======== INFORMATION GIVEN ========
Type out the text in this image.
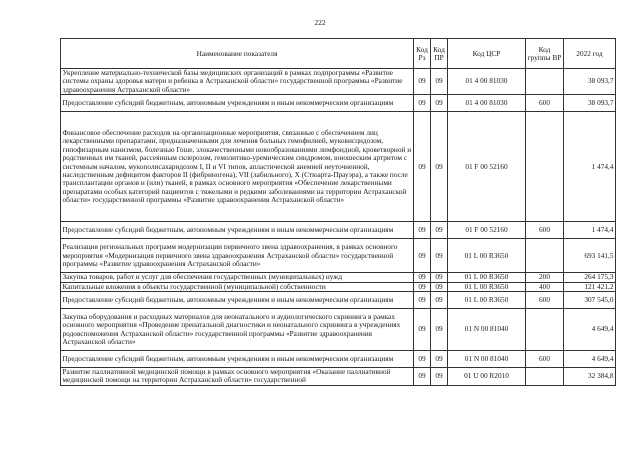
222
Наименование показателя	Код Рз	Код ПР	Код ЦСР	Код группы ВР	2022 год
Укрепление материально-технической базы медицинских организаций в рамках подпрограммы «Развитие системы охраны здоровья матери и ребенка в Астраханской области» государственной программы «Развитие здравоохранения Астраханской области»	09	09	01 4 00 81030		38 093,7
Предоставление субсидий бюджетным, автономным учреждениям и иным некоммерческим организациям	09	09	01 4 00 81030	600	38 093,7
Финансовое обеспечение расходов на организационные мероприятия, связанные с обеспечением лиц лекарственными препаратами, предназначенными для лечения больных гемофилией, муковисцидозом, гипофизарным нанизмом, болезнью Гоше, злокачественными новообразованиями лимфоидной, кроветворной и родственных им тканей, рассеянным склерозом, гемолитико-уремическим синдромом, юношеским артритом с системным началом, мукополисахаридозом I, II и VI типов, апластической анемией неуточненной, наследственным дефицитом факторов II (фибриногена), VII (лабильного), X (Стюарта-Прауэра), а также после трансплантации органов и (или) тканей, в рамках основного мероприятия «Обеспечение лекарственными препаратами особых категорий пациентов с тяжелыми и редкими заболеваниями на территории Астраханской области» государственной программы «Развитие здравоохранения Астраханской области»	09	09	01 F 00 52160		1 474,4
Предоставление субсидий бюджетным, автономным учреждениям и иным некоммерческим организациям	09	09	01 F 00 52160	600	1 474,4
Реализация региональных программ модернизации первичного звена здравоохранения, в рамках основного мероприятия «Модернизация первичного звена здравоохранения Астраханской области» государственной программы «Развитие здравоохранения Астраханской области»	09	09	01 L 00 R3650		693 141,5
Закупка товаров, работ и услуг для обеспечения государственных (муниципальных) нужд	09	09	01 L 00 R3650	200	264 175,3
Капитальные вложения в объекты государственной (муниципальной) собственности	09	09	01 L 00 R3650	400	121 421,2
Предоставление субсидий бюджетным, автономным учреждениям и иным некоммерческим организациям	09	09	01 L 00 R3650	600	307 545,0
Закупка оборудования и расходных материалов для неонатального и аудиологического скрининга в рамках основного мероприятия «Проведение пренатальной диагностики и неонатального скрининга в учреждениях родовспоможения Астраханской области» государственной программы «Развитие здравоохранения Астраханской области»	09	09	01 N 00 81040		4 649,4
Предоставление субсидий бюджетным, автономным учреждениям и иным некоммерческим организациям	09	09	01 N 00 81040	600	4 649,4
Развитие паллиативной медицинской помощи в рамках основного мероприятия «Оказание паллиативной медицинской помощи на территории Астраханской области» государственной	09	09	01 U 00 R2010		32 384,8
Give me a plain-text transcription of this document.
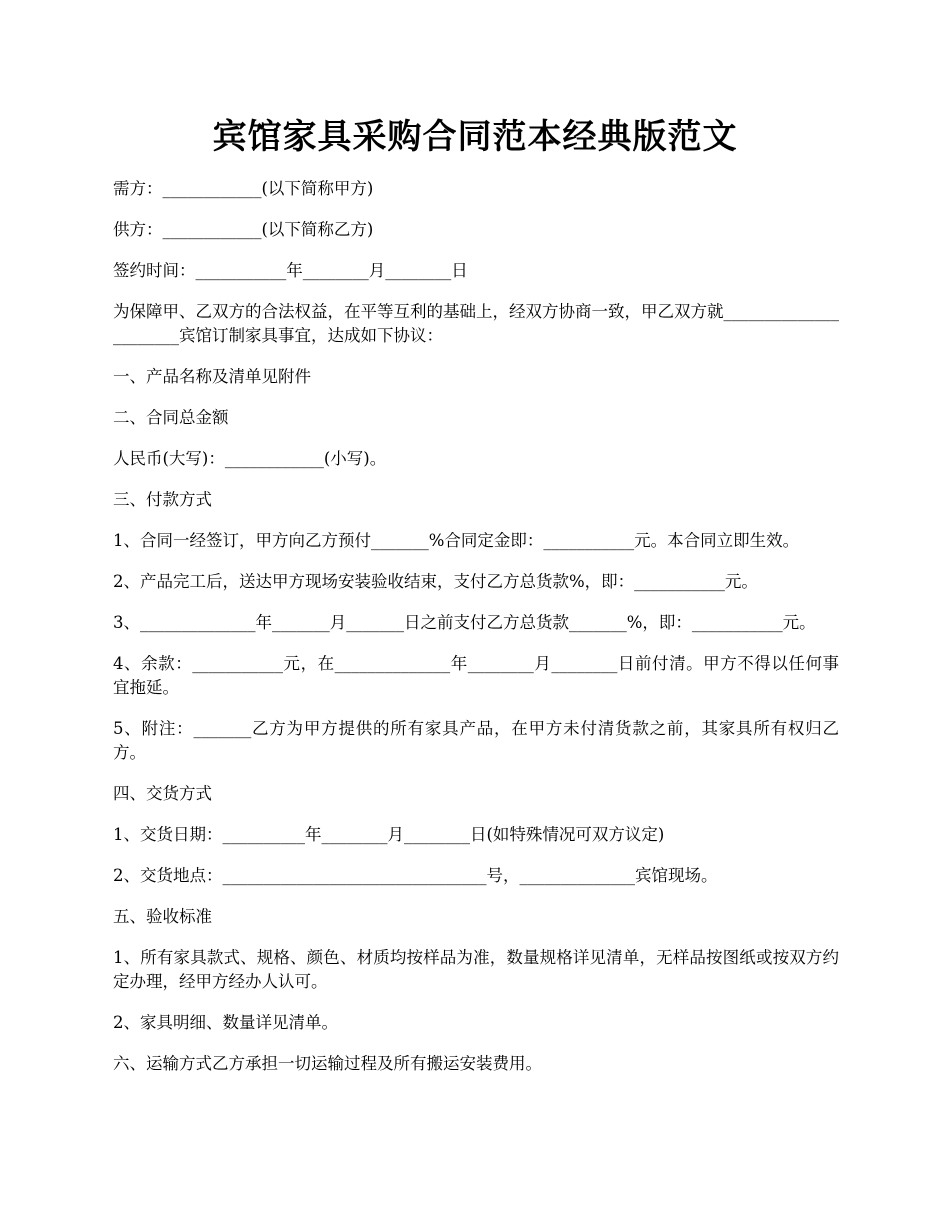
宾馆家具采购合同范本经典版范文

需方：____________(以下简称甲方)

供方：____________(以下简称乙方)

签约时间：___________年________月________日

为保障甲、乙双方的合法权益，在平等互利的基础上，经双方协商一致，甲乙双方就______________________宾馆订制家具事宜，达成如下协议：

一、产品名称及清单见附件

二、合同总金额

人民币(大写)：____________(小写)。

三、付款方式

1、合同一经签订，甲方向乙方预付_______%合同定金即：___________元。本合同立即生效。

2、产品完工后，送达甲方现场安装验收结束，支付乙方总货款%，即：___________元。

3、______________年_______月_______日之前支付乙方总货款_______%，即：___________元。

4、余款：___________元，在______________年________月________日前付清。甲方不得以任何事宜拖延。

5、附注：_______乙方为甲方提供的所有家具产品，在甲方未付清货款之前，其家具所有权归乙方。

四、交货方式

1、交货日期：__________年________月________日(如特殊情况可双方议定)

2、交货地点：________________________________号，______________宾馆现场。

五、验收标准

1、所有家具款式、规格、颜色、材质均按样品为准，数量规格详见清单，无样品按图纸或按双方约定办理，经甲方经办人认可。

2、家具明细、数量详见清单。

六、运输方式乙方承担一切运输过程及所有搬运安装费用。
========
SET PROBLEM: Repeat the material above word for word and skip every image in it.

WORKED ANSWER:
Type out the text in this image.
222
Наименование показателя	Код Рз	Код ПР	Код ЦСР	Код группы ВР	2022 год
Укрепление материально-технической базы медицинских организаций в рамках подпрограммы «Развитие системы охраны здоровья матери и ребенка в Астраханской области» государственной программы «Развитие здравоохранения Астраханской области»	09	09	01 4 00 81030		38 093,7
Предоставление субсидий бюджетным, автономным учреждениям и иным некоммерческим организациям	09	09	01 4 00 81030	600	38 093,7
Финансовое обеспечение расходов на организационные мероприятия, связанные с обеспечением лиц лекарственными препаратами, предназначенными для лечения больных гемофилией, муковисцидозом, гипофизарным нанизмом, болезнью Гоше, злокачественными новообразованиями лимфоидной, кроветворной и родственных им тканей, рассеянным склерозом, гемолитико-уремическим синдромом, юношеским артритом с системным началом, мукополисахаридозом I, II и VI типов, апластической анемией неуточненной, наследственным дефицитом факторов II (фибриногена), VII (лабильного), X (Стюарта-Прауэра), а также после трансплантации органов и (или) тканей, в рамках основного мероприятия «Обеспечение лекарственными препаратами особых категорий пациентов с тяжелыми и редкими заболеваниями на территории Астраханской области» государственной программы «Развитие здравоохранения Астраханской области»	09	09	01 F 00 52160		1 474,4
Предоставление субсидий бюджетным, автономным учреждениям и иным некоммерческим организациям	09	09	01 F 00 52160	600	1 474,4
Реализация региональных программ модернизации первичного звена здравоохранения, в рамках основного мероприятия «Модернизация первичного звена здравоохранения Астраханской области» государственной программы «Развитие здравоохранения Астраханской области»	09	09	01 L 00 R3650		693 141,5
Закупка товаров, работ и услуг для обеспечения государственных (муниципальных) нужд	09	09	01 L 00 R3650	200	264 175,3
Капитальные вложения в объекты государственной (муниципальной) собственности	09	09	01 L 00 R3650	400	121 421,2
Предоставление субсидий бюджетным, автономным учреждениям и иным некоммерческим организациям	09	09	01 L 00 R3650	600	307 545,0
Закупка оборудования и расходных материалов для неонатального и аудиологического скрининга в рамках основного мероприятия «Проведение пренатальной диагностики и неонатального скрининга в учреждениях родовспоможения Астраханской области» государственной программы «Развитие здравоохранения Астраханской области»	09	09	01 N 00 81040		4 649,4
Предоставление субсидий бюджетным, автономным учреждениям и иным некоммерческим организациям	09	09	01 N 00 81040	600	4 649,4
Развитие паллиативной медицинской помощи в рамках основного мероприятия «Оказание паллиативной медицинской помощи на территории Астраханской области» государственной	09	09	01 U 00 R2010		32 384,8
Give me a plain-text transcription of this document.
宾馆家具采购合同范本经典版范文

需方：____________(以下简称甲方)

供方：____________(以下简称乙方)

签约时间：___________年________月________日

为保障甲、乙双方的合法权益，在平等互利的基础上，经双方协商一致，甲乙双方就______________________宾馆订制家具事宜，达成如下协议：

一、产品名称及清单见附件

二、合同总金额

人民币(大写)：____________(小写)。

三、付款方式

1、合同一经签订，甲方向乙方预付_______%合同定金即：___________元。本合同立即生效。

2、产品完工后，送达甲方现场安装验收结束，支付乙方总货款%，即：___________元。

3、______________年_______月_______日之前支付乙方总货款_______%，即：___________元。

4、余款：___________元，在______________年________月________日前付清。甲方不得以任何事宜拖延。

5、附注：_______乙方为甲方提供的所有家具产品，在甲方未付清货款之前，其家具所有权归乙方。

四、交货方式

1、交货日期：__________年________月________日(如特殊情况可双方议定)

2、交货地点：________________________________号，______________宾馆现场。

五、验收标准

1、所有家具款式、规格、颜色、材质均按样品为准，数量规格详见清单，无样品按图纸或按双方约定办理，经甲方经办人认可。

2、家具明细、数量详见清单。

六、运输方式乙方承担一切运输过程及所有搬运安装费用。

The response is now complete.